Reproduce sin cambios las líneas de los ítems, empezando por la primera y terminando con la que contiene "header-date: Мѣс. и", esta incluida.
══ Ítems proporcionados
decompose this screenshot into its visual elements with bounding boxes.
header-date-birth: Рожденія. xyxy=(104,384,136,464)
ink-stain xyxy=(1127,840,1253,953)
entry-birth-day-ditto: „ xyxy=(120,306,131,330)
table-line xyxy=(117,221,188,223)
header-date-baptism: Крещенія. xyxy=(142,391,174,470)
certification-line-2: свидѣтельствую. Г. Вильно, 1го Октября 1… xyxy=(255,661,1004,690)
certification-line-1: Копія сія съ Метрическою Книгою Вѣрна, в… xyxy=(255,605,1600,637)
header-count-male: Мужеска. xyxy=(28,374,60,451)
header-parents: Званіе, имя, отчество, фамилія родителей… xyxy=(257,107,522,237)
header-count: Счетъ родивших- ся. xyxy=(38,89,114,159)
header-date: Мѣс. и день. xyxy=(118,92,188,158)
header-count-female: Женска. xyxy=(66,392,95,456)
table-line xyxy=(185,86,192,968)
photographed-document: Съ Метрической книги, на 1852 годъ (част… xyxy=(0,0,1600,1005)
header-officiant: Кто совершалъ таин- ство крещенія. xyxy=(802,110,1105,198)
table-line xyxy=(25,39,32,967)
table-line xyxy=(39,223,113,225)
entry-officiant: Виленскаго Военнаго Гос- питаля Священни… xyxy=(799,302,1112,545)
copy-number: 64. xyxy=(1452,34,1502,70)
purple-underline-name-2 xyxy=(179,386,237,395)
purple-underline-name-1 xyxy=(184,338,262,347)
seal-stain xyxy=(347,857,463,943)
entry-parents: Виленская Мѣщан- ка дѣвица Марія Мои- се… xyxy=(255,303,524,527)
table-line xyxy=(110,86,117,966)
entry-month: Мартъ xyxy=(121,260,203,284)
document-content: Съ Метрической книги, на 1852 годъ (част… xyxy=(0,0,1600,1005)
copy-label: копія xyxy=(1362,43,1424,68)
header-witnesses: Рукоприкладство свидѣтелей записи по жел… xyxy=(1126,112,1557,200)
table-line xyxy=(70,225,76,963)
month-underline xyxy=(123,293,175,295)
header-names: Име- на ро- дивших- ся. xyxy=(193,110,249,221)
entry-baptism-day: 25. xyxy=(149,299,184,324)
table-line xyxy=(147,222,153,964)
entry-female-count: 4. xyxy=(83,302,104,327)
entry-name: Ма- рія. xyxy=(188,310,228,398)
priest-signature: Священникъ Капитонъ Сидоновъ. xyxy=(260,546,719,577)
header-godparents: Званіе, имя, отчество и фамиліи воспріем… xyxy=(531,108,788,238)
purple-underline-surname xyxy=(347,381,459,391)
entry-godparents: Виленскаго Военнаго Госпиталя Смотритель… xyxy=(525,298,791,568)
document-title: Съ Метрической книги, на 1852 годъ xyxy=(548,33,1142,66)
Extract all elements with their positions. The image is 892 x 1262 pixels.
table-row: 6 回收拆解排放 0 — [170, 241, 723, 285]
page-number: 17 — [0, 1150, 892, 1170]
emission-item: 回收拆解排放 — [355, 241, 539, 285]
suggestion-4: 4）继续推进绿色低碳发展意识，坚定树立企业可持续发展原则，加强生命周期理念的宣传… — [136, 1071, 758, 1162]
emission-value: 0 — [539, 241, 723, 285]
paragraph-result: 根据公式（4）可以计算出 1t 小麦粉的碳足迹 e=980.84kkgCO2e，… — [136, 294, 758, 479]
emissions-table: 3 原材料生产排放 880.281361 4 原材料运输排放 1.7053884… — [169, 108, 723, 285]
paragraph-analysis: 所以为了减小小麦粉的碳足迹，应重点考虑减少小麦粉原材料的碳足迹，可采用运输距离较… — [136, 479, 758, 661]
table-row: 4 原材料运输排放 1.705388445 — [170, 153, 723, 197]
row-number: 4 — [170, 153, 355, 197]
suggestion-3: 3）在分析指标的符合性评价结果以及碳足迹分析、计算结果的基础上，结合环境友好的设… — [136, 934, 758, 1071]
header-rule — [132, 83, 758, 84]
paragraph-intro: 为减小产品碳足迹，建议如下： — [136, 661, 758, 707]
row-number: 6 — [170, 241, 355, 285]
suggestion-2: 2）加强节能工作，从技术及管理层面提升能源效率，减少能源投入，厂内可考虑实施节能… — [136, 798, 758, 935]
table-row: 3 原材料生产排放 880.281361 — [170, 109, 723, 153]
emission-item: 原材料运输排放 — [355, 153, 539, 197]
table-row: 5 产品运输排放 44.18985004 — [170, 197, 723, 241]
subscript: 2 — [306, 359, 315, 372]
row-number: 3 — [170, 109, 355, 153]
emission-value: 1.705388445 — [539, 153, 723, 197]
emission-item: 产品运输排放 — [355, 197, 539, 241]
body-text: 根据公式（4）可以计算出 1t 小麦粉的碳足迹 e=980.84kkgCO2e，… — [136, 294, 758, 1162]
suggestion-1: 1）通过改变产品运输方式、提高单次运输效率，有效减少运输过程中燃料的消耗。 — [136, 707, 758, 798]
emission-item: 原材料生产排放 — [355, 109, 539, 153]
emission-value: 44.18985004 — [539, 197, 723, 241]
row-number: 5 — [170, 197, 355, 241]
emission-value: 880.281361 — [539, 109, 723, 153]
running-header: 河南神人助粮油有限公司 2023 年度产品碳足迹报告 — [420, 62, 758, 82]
════
* _Respuesta de la tarea_
decompose this screenshot into its visual elements with bounding boxes.
header-date-birth: Рожденія. xyxy=(104,384,136,464)
ink-stain xyxy=(1127,840,1253,953)
entry-birth-day-ditto: „ xyxy=(120,306,131,330)
table-line xyxy=(117,221,188,223)
header-date-baptism: Крещенія. xyxy=(142,391,174,470)
certification-line-2: свидѣтельствую. Г. Вильно, 1го Октября 1… xyxy=(255,661,1004,690)
certification-line-1: Копія сія съ Метрическою Книгою Вѣрна, в… xyxy=(255,605,1600,637)
header-count-male: Мужеска. xyxy=(28,374,60,451)
header-parents: Званіе, имя, отчество, фамилія родителей… xyxy=(257,107,522,237)
header-count: Счетъ родивших- ся. xyxy=(38,89,114,159)
header-date: Мѣс. и день. xyxy=(118,92,188,158)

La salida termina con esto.